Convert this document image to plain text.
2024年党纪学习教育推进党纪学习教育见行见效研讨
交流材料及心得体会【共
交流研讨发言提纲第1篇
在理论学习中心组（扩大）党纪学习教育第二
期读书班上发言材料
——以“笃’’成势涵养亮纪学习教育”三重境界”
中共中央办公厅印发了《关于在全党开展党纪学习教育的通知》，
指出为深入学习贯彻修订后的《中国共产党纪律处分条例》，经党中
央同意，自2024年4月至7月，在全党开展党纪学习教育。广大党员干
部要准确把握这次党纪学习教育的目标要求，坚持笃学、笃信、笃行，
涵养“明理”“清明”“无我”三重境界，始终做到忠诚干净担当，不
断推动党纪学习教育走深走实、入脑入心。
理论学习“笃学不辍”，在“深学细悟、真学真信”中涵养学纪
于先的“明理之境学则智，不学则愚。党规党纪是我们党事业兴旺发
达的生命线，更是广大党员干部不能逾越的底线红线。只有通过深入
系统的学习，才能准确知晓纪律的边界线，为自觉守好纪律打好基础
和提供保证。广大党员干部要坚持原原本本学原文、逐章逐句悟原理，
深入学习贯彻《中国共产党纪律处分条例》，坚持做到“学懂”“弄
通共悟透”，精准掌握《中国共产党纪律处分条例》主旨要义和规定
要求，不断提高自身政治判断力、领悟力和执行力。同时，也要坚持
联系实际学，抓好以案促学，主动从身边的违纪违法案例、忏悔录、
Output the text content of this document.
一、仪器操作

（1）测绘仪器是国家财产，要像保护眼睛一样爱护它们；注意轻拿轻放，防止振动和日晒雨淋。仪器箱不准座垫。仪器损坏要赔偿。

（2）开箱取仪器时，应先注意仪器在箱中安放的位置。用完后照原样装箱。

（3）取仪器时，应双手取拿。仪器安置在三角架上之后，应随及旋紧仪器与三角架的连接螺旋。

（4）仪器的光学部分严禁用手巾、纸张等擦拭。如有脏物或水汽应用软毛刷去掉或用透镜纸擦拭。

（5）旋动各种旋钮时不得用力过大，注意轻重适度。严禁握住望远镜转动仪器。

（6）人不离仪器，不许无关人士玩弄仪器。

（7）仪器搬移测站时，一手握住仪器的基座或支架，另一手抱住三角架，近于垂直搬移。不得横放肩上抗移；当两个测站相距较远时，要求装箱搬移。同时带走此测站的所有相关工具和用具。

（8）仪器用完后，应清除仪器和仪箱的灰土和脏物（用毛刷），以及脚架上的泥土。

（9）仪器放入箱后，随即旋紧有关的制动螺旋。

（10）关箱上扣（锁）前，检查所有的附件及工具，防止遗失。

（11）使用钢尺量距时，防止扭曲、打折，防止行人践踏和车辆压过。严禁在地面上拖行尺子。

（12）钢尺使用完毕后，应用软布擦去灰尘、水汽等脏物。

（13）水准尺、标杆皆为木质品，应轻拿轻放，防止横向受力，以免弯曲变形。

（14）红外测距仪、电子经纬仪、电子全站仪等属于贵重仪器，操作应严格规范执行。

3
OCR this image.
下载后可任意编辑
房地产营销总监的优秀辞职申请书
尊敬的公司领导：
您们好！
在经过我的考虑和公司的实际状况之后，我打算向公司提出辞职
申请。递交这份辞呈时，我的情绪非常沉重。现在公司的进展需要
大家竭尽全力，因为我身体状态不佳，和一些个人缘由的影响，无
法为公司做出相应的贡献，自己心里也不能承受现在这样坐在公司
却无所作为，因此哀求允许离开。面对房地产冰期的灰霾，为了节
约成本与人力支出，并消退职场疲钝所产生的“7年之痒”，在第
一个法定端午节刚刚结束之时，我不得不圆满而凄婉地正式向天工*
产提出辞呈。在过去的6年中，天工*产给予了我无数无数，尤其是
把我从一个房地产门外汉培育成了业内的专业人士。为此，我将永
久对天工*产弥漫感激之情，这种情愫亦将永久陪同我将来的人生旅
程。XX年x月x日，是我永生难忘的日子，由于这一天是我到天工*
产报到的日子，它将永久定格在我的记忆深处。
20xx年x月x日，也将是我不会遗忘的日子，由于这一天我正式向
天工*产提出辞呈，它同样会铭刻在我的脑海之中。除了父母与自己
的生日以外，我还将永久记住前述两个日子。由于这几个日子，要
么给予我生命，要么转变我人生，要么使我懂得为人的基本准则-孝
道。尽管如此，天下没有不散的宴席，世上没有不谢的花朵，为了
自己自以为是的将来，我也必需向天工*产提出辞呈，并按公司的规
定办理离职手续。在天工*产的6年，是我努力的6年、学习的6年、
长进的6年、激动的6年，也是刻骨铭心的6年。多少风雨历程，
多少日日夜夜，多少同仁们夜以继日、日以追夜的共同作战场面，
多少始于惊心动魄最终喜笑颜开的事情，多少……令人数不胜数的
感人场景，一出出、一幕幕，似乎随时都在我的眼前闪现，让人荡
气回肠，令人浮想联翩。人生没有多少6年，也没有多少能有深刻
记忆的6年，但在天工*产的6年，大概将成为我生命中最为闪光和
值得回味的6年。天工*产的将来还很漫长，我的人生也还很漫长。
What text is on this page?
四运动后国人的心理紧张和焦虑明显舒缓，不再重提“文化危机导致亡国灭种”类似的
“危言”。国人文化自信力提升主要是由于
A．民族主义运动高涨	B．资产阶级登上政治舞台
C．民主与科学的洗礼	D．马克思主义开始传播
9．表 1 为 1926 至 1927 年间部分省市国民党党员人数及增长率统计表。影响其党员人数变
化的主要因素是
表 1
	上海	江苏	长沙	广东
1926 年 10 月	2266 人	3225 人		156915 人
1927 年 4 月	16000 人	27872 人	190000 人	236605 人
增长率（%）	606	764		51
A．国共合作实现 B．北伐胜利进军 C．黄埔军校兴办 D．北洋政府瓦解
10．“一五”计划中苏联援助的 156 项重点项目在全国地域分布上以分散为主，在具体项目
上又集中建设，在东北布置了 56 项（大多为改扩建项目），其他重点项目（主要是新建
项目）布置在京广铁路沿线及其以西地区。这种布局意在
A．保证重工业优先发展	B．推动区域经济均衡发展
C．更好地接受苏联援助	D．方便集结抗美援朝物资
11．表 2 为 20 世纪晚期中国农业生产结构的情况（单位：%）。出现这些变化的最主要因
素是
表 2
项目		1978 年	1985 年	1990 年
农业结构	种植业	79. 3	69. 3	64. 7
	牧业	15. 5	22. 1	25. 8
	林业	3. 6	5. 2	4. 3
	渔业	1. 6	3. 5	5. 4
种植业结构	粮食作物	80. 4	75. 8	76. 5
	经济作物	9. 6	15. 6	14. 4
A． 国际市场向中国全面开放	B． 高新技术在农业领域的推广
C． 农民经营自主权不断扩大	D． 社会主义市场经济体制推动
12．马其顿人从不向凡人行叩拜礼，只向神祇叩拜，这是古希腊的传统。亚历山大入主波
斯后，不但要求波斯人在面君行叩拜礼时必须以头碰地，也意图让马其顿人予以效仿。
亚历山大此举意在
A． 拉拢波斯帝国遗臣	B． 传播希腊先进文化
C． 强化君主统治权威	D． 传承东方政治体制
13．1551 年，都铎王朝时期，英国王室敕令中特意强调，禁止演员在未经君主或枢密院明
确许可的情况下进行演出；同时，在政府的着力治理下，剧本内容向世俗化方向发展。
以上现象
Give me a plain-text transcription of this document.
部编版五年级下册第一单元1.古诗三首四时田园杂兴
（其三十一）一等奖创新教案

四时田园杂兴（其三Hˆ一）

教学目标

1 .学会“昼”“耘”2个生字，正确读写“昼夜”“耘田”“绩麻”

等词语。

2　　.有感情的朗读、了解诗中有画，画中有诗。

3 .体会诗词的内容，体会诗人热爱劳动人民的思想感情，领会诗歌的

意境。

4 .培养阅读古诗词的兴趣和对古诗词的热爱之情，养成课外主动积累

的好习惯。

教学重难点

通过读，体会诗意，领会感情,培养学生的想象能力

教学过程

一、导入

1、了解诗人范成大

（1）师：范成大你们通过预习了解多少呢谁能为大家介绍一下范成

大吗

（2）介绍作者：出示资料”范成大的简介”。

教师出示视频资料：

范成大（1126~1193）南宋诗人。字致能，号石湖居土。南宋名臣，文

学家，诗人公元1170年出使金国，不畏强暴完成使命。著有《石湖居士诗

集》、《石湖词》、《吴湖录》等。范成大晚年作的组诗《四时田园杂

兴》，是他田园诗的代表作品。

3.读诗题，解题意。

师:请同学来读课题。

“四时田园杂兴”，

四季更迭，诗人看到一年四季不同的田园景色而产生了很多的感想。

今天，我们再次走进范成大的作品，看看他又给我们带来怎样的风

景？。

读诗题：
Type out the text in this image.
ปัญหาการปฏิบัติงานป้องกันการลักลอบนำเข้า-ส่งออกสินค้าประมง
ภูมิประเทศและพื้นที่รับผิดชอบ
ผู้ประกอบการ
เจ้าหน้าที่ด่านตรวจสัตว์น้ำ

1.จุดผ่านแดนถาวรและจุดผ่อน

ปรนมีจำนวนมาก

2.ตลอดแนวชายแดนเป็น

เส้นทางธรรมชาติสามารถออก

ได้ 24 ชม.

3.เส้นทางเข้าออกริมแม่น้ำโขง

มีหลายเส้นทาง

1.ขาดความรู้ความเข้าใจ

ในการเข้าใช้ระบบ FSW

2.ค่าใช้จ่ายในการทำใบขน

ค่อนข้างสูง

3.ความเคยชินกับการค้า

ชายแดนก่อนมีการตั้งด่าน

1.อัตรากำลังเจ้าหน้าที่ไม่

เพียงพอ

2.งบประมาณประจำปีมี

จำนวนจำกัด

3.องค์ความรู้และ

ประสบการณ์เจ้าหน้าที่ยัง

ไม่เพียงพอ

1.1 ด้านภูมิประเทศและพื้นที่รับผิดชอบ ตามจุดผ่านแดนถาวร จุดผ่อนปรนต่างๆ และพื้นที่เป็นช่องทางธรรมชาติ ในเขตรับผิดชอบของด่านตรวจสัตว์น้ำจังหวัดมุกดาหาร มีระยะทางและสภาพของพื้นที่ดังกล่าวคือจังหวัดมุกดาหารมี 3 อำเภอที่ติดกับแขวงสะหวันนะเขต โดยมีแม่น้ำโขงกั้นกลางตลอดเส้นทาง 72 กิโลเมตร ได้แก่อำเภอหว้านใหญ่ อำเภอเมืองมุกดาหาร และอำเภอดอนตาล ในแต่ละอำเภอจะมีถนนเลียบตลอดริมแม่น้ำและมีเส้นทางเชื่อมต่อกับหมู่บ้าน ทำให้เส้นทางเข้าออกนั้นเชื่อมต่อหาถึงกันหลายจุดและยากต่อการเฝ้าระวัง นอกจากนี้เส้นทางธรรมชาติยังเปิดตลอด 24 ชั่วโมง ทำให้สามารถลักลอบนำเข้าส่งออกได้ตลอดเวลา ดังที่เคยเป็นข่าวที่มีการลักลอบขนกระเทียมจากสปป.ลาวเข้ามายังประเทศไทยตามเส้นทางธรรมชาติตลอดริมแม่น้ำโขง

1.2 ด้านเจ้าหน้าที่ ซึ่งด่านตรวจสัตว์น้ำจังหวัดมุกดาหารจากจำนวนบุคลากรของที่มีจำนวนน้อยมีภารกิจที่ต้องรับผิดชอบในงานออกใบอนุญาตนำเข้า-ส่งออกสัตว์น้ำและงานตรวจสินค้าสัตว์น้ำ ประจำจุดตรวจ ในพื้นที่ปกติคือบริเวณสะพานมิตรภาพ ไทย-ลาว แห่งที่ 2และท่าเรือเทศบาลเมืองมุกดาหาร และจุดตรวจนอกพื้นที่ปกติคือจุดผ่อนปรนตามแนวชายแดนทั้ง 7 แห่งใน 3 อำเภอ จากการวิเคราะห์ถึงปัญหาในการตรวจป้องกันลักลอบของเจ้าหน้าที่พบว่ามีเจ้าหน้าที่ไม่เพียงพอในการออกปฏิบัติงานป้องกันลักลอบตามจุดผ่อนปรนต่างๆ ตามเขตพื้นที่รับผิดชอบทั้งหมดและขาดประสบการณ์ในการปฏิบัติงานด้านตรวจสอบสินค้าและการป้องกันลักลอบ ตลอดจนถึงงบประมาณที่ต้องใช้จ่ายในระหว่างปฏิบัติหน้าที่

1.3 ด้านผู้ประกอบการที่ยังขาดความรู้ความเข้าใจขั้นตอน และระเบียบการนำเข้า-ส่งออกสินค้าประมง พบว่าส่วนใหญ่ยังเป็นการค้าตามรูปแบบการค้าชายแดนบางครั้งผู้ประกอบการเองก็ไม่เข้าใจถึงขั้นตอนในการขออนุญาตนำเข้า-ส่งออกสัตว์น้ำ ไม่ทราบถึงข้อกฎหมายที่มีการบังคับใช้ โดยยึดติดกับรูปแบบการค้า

Your task
From the data above, copy each line that holds "image".

Full output
Convert this document image to plain text.
OCR this image.
Type out the text in this image.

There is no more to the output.